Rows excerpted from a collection
───

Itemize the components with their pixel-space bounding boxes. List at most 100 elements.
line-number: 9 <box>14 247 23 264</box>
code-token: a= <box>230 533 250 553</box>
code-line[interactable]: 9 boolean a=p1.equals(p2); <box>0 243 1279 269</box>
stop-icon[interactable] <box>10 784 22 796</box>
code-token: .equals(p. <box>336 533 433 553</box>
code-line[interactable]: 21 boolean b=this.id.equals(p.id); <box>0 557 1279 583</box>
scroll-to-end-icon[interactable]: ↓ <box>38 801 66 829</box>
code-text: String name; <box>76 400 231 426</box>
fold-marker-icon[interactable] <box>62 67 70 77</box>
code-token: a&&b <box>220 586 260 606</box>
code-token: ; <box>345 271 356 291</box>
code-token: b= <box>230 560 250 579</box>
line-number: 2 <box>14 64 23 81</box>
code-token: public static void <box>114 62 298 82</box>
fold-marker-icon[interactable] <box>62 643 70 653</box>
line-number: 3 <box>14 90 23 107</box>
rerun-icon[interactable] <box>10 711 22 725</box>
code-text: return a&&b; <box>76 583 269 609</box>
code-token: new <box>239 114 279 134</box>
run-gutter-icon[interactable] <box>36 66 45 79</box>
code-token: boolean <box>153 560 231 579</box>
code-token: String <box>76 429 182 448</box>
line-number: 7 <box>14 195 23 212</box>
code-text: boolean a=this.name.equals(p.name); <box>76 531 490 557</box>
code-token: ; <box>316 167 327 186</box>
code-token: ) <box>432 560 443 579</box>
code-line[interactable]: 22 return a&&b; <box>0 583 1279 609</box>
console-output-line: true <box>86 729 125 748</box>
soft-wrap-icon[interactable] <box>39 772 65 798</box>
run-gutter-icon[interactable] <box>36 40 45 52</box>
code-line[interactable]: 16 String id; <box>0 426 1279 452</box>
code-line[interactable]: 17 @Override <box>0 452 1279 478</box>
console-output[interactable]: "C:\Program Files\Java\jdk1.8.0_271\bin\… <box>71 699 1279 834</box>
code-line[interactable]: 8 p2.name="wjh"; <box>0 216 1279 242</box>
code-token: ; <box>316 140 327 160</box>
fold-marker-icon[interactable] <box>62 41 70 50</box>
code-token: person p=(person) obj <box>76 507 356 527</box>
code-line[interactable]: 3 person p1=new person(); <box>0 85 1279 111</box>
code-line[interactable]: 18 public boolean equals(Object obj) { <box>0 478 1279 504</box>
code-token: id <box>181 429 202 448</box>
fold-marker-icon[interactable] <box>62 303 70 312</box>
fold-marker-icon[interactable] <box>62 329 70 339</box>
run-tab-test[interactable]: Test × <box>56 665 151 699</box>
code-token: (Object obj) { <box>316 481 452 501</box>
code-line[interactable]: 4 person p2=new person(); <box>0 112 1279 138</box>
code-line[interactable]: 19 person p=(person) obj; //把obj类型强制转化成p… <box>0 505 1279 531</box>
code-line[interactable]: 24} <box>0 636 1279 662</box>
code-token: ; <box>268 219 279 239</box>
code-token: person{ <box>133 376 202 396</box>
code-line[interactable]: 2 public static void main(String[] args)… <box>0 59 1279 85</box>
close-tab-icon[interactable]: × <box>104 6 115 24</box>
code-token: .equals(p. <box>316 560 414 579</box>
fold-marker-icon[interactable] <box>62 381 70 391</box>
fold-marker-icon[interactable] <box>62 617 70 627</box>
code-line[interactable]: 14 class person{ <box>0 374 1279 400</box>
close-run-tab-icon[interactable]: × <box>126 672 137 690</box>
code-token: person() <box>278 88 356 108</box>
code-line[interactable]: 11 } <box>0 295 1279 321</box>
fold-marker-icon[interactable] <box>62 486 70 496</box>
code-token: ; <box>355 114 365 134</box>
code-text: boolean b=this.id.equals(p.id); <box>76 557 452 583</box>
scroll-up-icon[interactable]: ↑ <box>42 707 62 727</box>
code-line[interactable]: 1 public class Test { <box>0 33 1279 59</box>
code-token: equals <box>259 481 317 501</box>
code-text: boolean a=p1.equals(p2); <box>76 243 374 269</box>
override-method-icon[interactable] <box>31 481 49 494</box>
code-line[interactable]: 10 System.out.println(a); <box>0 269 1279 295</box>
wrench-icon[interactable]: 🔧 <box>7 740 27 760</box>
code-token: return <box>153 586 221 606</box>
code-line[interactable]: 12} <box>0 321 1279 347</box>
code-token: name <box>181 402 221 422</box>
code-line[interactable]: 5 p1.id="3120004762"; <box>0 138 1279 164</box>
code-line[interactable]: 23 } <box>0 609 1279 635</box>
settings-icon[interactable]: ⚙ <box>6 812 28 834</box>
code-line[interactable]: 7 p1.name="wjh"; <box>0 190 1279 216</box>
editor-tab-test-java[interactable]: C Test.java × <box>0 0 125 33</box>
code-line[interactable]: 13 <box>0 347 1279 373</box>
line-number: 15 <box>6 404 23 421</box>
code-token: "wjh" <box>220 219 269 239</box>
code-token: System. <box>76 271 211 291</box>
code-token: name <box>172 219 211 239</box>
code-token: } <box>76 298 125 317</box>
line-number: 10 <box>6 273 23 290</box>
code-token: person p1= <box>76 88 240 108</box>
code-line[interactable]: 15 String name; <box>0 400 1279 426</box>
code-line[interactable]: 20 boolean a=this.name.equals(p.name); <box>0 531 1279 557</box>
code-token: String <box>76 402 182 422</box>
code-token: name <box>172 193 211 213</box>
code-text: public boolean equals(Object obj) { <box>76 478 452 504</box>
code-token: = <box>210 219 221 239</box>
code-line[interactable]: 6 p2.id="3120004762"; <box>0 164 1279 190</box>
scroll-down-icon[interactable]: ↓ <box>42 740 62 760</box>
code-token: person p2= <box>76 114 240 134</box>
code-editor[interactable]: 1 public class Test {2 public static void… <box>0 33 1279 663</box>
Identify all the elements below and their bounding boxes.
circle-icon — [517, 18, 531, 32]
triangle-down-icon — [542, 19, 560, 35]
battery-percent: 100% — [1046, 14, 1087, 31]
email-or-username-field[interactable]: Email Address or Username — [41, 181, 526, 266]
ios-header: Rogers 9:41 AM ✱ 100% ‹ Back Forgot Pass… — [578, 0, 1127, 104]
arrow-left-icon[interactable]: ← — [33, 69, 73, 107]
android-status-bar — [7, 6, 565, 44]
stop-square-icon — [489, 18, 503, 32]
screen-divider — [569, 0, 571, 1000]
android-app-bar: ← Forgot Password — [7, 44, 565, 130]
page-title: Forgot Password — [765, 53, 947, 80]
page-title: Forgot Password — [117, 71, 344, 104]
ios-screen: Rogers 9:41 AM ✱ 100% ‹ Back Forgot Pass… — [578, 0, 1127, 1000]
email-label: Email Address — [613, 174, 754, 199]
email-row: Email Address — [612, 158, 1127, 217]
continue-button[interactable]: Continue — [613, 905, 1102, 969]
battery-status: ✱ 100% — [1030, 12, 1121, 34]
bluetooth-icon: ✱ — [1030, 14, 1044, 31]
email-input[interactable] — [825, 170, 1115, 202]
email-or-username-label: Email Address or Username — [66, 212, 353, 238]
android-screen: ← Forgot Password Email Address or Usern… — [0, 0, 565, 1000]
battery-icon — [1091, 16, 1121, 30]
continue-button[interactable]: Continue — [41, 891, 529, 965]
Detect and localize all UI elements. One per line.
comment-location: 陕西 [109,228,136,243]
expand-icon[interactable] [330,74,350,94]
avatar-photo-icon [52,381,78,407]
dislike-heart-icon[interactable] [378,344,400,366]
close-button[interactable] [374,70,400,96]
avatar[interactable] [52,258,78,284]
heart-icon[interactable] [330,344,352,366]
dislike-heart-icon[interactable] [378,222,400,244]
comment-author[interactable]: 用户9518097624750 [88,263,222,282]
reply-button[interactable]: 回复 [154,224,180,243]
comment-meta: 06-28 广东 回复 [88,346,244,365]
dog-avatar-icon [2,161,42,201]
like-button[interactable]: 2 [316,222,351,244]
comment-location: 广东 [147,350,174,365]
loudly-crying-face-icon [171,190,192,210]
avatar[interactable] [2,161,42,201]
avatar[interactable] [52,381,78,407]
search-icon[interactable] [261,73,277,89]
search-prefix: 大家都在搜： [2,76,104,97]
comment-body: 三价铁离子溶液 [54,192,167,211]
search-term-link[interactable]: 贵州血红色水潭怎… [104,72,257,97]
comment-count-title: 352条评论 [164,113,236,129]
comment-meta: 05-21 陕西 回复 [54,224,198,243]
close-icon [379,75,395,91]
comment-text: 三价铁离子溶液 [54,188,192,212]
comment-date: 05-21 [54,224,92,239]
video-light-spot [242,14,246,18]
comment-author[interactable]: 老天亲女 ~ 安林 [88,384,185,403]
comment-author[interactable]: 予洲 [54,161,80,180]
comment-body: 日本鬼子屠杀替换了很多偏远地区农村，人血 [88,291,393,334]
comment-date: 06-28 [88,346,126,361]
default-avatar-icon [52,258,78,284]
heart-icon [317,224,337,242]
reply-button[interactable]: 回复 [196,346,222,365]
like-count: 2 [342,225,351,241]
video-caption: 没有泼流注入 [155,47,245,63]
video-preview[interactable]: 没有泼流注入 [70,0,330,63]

───

WHAT IS BEING ASKED:
Put the lines from the start of the rows through the line containing "fold-marker-icon[interactable] <box>62 643" into a Markdown table with the columns No. and Entry. Number each line and skip any blank ones.

ANSWER TO THE TASK:
| No. | Entry |
|---|---|
| 1 | Itemize the components with their pixel-space bounding boxes. List at most 100 elements. |
| 2 | line-number: 9 <box>14 247 23 264</box> |
| 3 | code-token: a= <box>230 533 250 553</box> |
| 4 | code-line[interactable]: 9 boolean a=p1.equals(p2); <box>0 243 1279 269</box> |
| 5 | stop-icon[interactable] <box>10 784 22 796</box> |
| 6 | code-token: .equals(p. <box>336 533 433 553</box> |
| 7 | code-line[interactable]: 21 boolean b=this.id.equals(p.id); <box>0 557 1279 583</box> |
| 8 | scroll-to-end-icon[interactable]: ↓ <box>38 801 66 829</box> |
| 9 | code-text: String name; <box>76 400 231 426</box> |
| 10 | fold-marker-icon[interactable] <box>62 67 70 77</box> |
| 11 | code-token: a&&b <box>220 586 260 606</box> |
| 12 | code-token: ; <box>345 271 356 291</box> |
| 13 | code-token: b= <box>230 560 250 579</box> |
| 14 | line-number: 2 <box>14 64 23 81</box> |
| 15 | code-token: public static void <box>114 62 298 82</box> |
| 16 | fold-marker-icon[interactable] <box>62 643 70 653</box> |